Copy the material from its first line through the line containing "sidebar-item-home[interactable]: ДОМАШНЯЯ СТРАНИЦА", including both of those lines.
%%
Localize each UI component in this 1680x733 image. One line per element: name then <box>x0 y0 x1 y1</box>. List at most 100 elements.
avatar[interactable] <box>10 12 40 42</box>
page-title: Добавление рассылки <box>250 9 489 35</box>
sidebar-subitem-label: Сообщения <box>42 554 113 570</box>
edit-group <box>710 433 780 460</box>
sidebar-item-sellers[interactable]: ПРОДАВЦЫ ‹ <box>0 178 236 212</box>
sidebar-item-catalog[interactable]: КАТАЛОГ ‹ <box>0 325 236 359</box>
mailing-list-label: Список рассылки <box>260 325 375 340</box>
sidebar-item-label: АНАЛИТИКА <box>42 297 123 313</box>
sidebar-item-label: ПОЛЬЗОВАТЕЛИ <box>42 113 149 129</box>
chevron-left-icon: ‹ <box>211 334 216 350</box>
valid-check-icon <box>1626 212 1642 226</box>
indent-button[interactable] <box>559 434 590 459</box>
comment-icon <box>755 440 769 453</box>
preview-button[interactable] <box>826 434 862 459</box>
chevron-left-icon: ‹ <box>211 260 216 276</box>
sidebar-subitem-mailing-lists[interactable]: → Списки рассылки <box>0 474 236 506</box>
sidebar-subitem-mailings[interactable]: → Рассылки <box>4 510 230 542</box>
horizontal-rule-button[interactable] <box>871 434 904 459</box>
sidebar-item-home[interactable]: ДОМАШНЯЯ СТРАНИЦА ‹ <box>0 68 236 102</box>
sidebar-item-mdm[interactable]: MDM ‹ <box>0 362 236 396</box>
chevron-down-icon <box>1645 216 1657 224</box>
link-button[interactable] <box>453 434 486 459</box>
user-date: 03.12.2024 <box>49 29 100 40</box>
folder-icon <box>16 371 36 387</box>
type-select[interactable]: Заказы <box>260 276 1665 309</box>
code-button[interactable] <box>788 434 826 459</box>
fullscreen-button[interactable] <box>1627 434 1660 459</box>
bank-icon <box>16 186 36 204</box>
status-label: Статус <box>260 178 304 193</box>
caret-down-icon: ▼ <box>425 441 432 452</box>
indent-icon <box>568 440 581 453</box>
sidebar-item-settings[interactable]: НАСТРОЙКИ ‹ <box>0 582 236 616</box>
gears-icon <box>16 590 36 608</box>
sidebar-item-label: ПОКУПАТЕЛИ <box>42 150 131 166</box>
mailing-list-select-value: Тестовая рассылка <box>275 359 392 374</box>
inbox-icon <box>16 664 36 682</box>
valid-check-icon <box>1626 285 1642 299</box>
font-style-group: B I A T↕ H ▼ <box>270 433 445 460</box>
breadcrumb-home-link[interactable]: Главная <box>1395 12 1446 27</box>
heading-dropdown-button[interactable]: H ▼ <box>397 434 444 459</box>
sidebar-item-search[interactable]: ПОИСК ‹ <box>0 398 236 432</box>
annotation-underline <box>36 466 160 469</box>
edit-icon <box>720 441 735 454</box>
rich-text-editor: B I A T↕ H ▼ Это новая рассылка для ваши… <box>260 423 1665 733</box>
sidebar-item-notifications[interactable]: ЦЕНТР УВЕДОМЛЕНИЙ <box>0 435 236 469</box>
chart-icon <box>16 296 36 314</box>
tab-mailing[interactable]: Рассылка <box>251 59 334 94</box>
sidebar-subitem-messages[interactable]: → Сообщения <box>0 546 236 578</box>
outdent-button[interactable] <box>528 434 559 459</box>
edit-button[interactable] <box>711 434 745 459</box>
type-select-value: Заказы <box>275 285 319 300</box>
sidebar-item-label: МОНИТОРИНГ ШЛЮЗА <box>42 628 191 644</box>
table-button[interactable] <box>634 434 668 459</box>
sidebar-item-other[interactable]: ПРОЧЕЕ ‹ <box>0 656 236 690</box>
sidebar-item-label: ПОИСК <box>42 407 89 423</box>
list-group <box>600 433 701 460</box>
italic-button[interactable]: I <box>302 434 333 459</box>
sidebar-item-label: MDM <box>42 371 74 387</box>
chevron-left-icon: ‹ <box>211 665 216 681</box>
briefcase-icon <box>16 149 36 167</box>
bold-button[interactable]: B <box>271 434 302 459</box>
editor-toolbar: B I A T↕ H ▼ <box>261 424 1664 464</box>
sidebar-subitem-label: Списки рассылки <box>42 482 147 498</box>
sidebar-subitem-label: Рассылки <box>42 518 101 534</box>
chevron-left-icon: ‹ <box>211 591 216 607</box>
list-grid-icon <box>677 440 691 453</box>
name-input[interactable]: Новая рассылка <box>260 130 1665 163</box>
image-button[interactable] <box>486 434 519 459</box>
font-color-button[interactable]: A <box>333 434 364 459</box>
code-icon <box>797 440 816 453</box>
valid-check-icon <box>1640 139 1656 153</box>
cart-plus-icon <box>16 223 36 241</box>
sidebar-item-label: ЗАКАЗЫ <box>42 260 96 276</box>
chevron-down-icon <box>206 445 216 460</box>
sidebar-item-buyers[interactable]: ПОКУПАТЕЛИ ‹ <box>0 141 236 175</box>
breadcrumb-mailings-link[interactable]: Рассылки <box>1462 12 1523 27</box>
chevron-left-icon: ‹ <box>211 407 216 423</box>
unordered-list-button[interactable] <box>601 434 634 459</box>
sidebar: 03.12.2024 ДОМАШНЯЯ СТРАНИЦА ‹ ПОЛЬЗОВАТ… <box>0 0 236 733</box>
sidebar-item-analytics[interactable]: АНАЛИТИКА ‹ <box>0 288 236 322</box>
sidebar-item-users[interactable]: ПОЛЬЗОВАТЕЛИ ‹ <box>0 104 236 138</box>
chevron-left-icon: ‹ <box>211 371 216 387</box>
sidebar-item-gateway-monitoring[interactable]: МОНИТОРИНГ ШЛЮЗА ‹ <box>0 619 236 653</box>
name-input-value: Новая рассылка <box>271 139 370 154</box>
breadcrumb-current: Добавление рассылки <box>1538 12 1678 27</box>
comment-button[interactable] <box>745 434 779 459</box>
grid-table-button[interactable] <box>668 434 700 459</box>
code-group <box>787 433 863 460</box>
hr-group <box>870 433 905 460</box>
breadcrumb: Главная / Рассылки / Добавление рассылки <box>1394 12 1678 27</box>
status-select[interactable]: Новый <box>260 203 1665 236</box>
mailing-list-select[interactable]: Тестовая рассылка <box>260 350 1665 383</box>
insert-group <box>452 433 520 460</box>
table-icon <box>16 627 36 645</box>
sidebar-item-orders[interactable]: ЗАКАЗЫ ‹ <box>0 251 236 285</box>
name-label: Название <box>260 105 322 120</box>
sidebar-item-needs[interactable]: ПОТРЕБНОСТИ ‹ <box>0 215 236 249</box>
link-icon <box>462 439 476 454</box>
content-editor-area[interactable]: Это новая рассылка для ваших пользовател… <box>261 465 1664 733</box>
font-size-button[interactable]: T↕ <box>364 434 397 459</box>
%%
- _Answer to the task_
Localize each UI component in this 1680x733 image. One line per element: name then <box>x0 y0 x1 y1</box>. List at most 100 elements.
avatar[interactable] <box>10 12 40 42</box>
page-title: Добавление рассылки <box>250 9 489 35</box>
sidebar-subitem-label: Сообщения <box>42 554 113 570</box>
edit-group <box>710 433 780 460</box>
sidebar-item-sellers[interactable]: ПРОДАВЦЫ ‹ <box>0 178 236 212</box>
sidebar-item-catalog[interactable]: КАТАЛОГ ‹ <box>0 325 236 359</box>
mailing-list-label: Список рассылки <box>260 325 375 340</box>
sidebar-item-label: АНАЛИТИКА <box>42 297 123 313</box>
sidebar-item-label: ПОЛЬЗОВАТЕЛИ <box>42 113 149 129</box>
chevron-left-icon: ‹ <box>211 334 216 350</box>
valid-check-icon <box>1626 212 1642 226</box>
indent-button[interactable] <box>559 434 590 459</box>
comment-icon <box>755 440 769 453</box>
preview-button[interactable] <box>826 434 862 459</box>
chevron-left-icon: ‹ <box>211 260 216 276</box>
sidebar-subitem-mailing-lists[interactable]: → Списки рассылки <box>0 474 236 506</box>
sidebar-subitem-mailings[interactable]: → Рассылки <box>4 510 230 542</box>
horizontal-rule-button[interactable] <box>871 434 904 459</box>
sidebar-item-home[interactable]: ДОМАШНЯЯ СТРАНИЦА ‹ <box>0 68 236 102</box>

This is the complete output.